**Instructions to follow**.
All of the data below should be written out exactly.

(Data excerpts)
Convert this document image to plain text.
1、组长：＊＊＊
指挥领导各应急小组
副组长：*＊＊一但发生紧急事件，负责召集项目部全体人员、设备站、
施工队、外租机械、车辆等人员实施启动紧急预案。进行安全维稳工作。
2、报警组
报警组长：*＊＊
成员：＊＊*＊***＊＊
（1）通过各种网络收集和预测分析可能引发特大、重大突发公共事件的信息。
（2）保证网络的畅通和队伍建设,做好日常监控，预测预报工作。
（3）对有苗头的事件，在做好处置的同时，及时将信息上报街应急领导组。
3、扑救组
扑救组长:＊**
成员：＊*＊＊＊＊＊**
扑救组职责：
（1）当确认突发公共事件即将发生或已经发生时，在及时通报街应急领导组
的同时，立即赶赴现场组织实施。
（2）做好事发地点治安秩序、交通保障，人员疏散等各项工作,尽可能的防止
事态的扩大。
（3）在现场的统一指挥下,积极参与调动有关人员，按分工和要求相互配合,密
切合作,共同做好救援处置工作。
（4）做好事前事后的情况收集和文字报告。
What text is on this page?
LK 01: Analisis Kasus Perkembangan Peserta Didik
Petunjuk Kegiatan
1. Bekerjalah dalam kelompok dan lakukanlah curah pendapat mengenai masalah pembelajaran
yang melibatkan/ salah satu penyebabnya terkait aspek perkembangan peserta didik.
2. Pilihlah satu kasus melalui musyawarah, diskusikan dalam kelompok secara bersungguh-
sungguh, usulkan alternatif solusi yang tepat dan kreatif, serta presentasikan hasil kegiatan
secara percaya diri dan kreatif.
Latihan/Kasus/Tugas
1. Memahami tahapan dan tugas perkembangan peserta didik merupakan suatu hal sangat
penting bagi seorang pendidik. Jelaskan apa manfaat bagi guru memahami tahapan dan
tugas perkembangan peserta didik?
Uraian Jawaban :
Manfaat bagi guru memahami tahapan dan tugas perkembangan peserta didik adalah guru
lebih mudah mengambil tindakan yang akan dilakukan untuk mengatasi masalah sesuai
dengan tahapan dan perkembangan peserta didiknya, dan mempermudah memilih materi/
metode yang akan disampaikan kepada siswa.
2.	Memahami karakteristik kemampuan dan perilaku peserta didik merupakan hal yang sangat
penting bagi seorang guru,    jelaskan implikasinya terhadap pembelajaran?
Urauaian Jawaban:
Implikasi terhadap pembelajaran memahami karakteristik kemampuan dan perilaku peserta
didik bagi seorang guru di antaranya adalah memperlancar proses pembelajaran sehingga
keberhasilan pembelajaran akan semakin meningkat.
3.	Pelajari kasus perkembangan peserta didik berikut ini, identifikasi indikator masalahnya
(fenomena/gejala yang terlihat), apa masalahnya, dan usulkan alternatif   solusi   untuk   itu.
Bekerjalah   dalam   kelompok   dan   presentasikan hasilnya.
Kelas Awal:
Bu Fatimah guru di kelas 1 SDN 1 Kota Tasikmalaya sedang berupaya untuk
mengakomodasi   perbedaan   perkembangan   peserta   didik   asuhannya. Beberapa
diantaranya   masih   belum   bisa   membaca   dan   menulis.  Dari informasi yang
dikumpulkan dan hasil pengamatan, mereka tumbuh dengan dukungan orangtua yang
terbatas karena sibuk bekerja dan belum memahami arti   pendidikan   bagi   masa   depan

**Exercise response**.
Convert this document image to plain text.
1、组长：＊＊＊
指挥领导各应急小组
副组长：*＊＊一但发生紧急事件，负责召集项目部全体人员、设备站、
施工队、外租机械、车辆等人员实施启动紧急预案。进行安全维稳工作。
2、报警组
报警组长：*＊＊
成员：＊＊*＊***＊＊
（1）通过各种网络收集和预测分析可能引发特大、重大突发公共事件的信息。
（2）保证网络的畅通和队伍建设,做好日常监控，预测预报工作。
（3）对有苗头的事件，在做好处置的同时，及时将信息上报街应急领导组。
3、扑救组
扑救组长:＊**
成员：＊*＊＊＊＊＊**
扑救组职责：
（1）当确认突发公共事件即将发生或已经发生时，在及时通报街应急领导组
的同时，立即赶赴现场组织实施。
（2）做好事发地点治安秩序、交通保障，人员疏散等各项工作,尽可能的防止
事态的扩大。
（3）在现场的统一指挥下,积极参与调动有关人员，按分工和要求相互配合,密
切合作,共同做好救援处置工作。
（4）做好事前事后的情况收集和文字报告。
What text is on this page?
LK 01: Analisis Kasus Perkembangan Peserta Didik
Petunjuk Kegiatan
1. Bekerjalah dalam kelompok dan lakukanlah curah pendapat mengenai masalah pembelajaran
yang melibatkan/ salah satu penyebabnya terkait aspek perkembangan peserta didik.
2. Pilihlah satu kasus melalui musyawarah, diskusikan dalam kelompok secara bersungguh-
sungguh, usulkan alternatif solusi yang tepat dan kreatif, serta presentasikan hasil kegiatan
secara percaya diri dan kreatif.
Latihan/Kasus/Tugas
1. Memahami tahapan dan tugas perkembangan peserta didik merupakan suatu hal sangat
penting bagi seorang pendidik. Jelaskan apa manfaat bagi guru memahami tahapan dan
tugas perkembangan peserta didik?
Uraian Jawaban :
Manfaat bagi guru memahami tahapan dan tugas perkembangan peserta didik adalah guru
lebih mudah mengambil tindakan yang akan dilakukan untuk mengatasi masalah sesuai
dengan tahapan dan perkembangan peserta didiknya, dan mempermudah memilih materi/
metode yang akan disampaikan kepada siswa.
2.	Memahami karakteristik kemampuan dan perilaku peserta didik merupakan hal yang sangat
penting bagi seorang guru,    jelaskan implikasinya terhadap pembelajaran?
Urauaian Jawaban:
Implikasi terhadap pembelajaran memahami karakteristik kemampuan dan perilaku peserta
didik bagi seorang guru di antaranya adalah memperlancar proses pembelajaran sehingga
keberhasilan pembelajaran akan semakin meningkat.
3.	Pelajari kasus perkembangan peserta didik berikut ini, identifikasi indikator masalahnya
(fenomena/gejala yang terlihat), apa masalahnya, dan usulkan alternatif   solusi   untuk   itu.
Bekerjalah   dalam   kelompok   dan   presentasikan hasilnya.
Kelas Awal:
Bu Fatimah guru di kelas 1 SDN 1 Kota Tasikmalaya sedang berupaya untuk
mengakomodasi   perbedaan   perkembangan   peserta   didik   asuhannya. Beberapa
diantaranya   masih   belum   bisa   membaca   dan   menulis.  Dari informasi yang
dikumpulkan dan hasil pengamatan, mereka tumbuh dengan dukungan orangtua yang
terbatas karena sibuk bekerja dan belum memahami arti   pendidikan   bagi   masa   depan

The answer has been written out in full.